REQUEST
Copy all entries without alteration and skip the pictures they hold.

-- begin DATASET ROWS --

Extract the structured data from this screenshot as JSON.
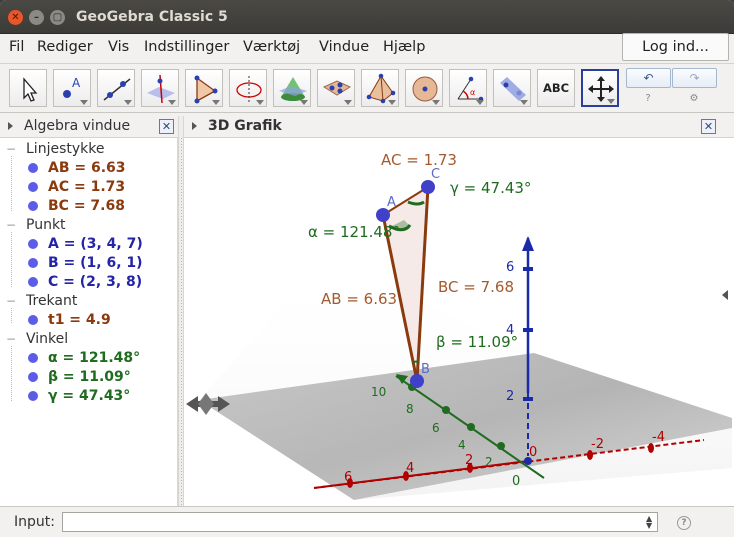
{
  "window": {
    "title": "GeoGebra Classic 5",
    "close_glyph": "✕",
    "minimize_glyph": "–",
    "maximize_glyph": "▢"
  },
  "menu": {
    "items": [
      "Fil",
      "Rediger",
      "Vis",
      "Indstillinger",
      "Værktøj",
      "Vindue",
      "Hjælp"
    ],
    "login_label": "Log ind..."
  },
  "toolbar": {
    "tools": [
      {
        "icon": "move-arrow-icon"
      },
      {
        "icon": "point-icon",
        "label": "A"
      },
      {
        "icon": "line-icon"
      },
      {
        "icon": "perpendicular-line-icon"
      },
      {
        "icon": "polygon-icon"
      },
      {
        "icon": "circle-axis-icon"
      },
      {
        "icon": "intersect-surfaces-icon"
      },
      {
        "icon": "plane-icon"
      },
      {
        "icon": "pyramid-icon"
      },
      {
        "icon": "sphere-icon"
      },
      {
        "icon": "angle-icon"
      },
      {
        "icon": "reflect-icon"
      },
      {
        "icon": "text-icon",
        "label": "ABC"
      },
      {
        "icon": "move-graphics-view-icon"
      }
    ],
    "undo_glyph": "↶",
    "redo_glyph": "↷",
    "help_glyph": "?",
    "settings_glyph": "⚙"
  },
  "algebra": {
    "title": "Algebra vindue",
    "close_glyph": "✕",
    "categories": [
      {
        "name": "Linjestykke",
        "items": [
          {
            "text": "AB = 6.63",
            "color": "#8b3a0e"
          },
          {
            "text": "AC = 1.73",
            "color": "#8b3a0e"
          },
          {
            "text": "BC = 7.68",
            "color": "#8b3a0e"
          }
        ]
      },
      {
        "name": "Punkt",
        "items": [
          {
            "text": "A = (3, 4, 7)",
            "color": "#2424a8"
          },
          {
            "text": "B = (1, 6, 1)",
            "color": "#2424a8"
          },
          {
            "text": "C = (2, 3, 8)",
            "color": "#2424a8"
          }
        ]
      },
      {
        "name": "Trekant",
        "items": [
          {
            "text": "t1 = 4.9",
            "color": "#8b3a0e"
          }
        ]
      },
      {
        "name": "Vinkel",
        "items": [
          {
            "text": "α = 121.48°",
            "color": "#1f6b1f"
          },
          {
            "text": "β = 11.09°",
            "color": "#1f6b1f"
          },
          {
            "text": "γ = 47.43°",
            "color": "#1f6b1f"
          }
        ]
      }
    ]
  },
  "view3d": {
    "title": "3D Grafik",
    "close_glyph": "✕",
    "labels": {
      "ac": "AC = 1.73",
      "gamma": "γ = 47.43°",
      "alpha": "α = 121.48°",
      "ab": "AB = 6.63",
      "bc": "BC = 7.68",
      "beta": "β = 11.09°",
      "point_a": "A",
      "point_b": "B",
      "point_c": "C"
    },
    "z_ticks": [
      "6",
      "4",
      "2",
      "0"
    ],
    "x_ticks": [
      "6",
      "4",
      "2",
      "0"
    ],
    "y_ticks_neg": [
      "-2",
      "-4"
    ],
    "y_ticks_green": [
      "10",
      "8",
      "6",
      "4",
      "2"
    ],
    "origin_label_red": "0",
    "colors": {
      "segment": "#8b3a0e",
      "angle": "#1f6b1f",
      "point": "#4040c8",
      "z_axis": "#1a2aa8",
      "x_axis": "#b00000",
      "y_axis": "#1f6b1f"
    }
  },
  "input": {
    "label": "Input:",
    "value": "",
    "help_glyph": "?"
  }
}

-- end DATASET ROWS --

SOLVED PROBLEM
Extract the structured data from this screenshot as JSON.
{
  "window": {
    "title": "GeoGebra Classic 5",
    "close_glyph": "✕",
    "minimize_glyph": "–",
    "maximize_glyph": "▢"
  },
  "menu": {
    "items": [
      "Fil",
      "Rediger",
      "Vis",
      "Indstillinger",
      "Værktøj",
      "Vindue",
      "Hjælp"
    ],
    "login_label": "Log ind..."
  },
  "toolbar": {
    "tools": [
      {
        "icon": "move-arrow-icon"
      },
      {
        "icon": "point-icon",
        "label": "A"
      },
      {
        "icon": "line-icon"
      },
      {
        "icon": "perpendicular-line-icon"
      },
      {
        "icon": "polygon-icon"
      },
      {
        "icon": "circle-axis-icon"
      },
      {
        "icon": "intersect-surfaces-icon"
      },
      {
        "icon": "plane-icon"
      },
      {
        "icon": "pyramid-icon"
      },
      {
        "icon": "sphere-icon"
      },
      {
        "icon": "angle-icon"
      },
      {
        "icon": "reflect-icon"
      },
      {
        "icon": "text-icon",
        "label": "ABC"
      },
      {
        "icon": "move-graphics-view-icon"
      }
    ],
    "undo_glyph": "↶",
    "redo_glyph": "↷",
    "help_glyph": "?",
    "settings_glyph": "⚙"
  },
  "algebra": {
    "title": "Algebra vindue",
    "close_glyph": "✕",
    "categories": [
      {
        "name": "Linjestykke",
        "items": [
          {
            "text": "AB = 6.63",
            "color": "#8b3a0e"
          },
          {
            "text": "AC = 1.73",
            "color": "#8b3a0e"
          },
          {
            "text": "BC = 7.68",
            "color": "#8b3a0e"
          }
        ]
      },
      {
        "name": "Punkt",
        "items": [
          {
            "text": "A = (3, 4, 7)",
            "color": "#2424a8"
          },
          {
            "text": "B = (1, 6, 1)",
            "color": "#2424a8"
          },
          {
            "text": "C = (2, 3, 8)",
            "color": "#2424a8"
          }
        ]
      },
      {
        "name": "Trekant",
        "items": [
          {
            "text": "t1 = 4.9",
            "color": "#8b3a0e"
          }
        ]
      },
      {
        "name": "Vinkel",
        "items": [
          {
            "text": "α = 121.48°",
            "color": "#1f6b1f"
          },
          {
            "text": "β = 11.09°",
            "color": "#1f6b1f"
          },
          {
            "text": "γ = 47.43°",
            "color": "#1f6b1f"
          }
        ]
      }
    ]
  },
  "view3d": {
    "title": "3D Grafik",
    "close_glyph": "✕",
    "labels": {
      "ac": "AC = 1.73",
      "gamma": "γ = 47.43°",
      "alpha": "α = 121.48°",
      "ab": "AB = 6.63",
      "bc": "BC = 7.68",
      "beta": "β = 11.09°",
      "point_a": "A",
      "point_b": "B",
      "point_c": "C"
    },
    "z_ticks": [
      "6",
      "4",
      "2",
      "0"
    ],
    "x_ticks": [
      "6",
      "4",
      "2",
      "0"
    ],
    "y_ticks_neg": [
      "-2",
      "-4"
    ],
    "y_ticks_green": [
      "10",
      "8",
      "6",
      "4",
      "2"
    ],
    "origin_label_red": "0",
    "colors": {
      "segment": "#8b3a0e",
      "angle": "#1f6b1f",
      "point": "#4040c8",
      "z_axis": "#1a2aa8",
      "x_axis": "#b00000",
      "y_axis": "#1f6b1f"
    }
  },
  "input": {
    "label": "Input:",
    "value": "",
    "help_glyph": "?"
  }
}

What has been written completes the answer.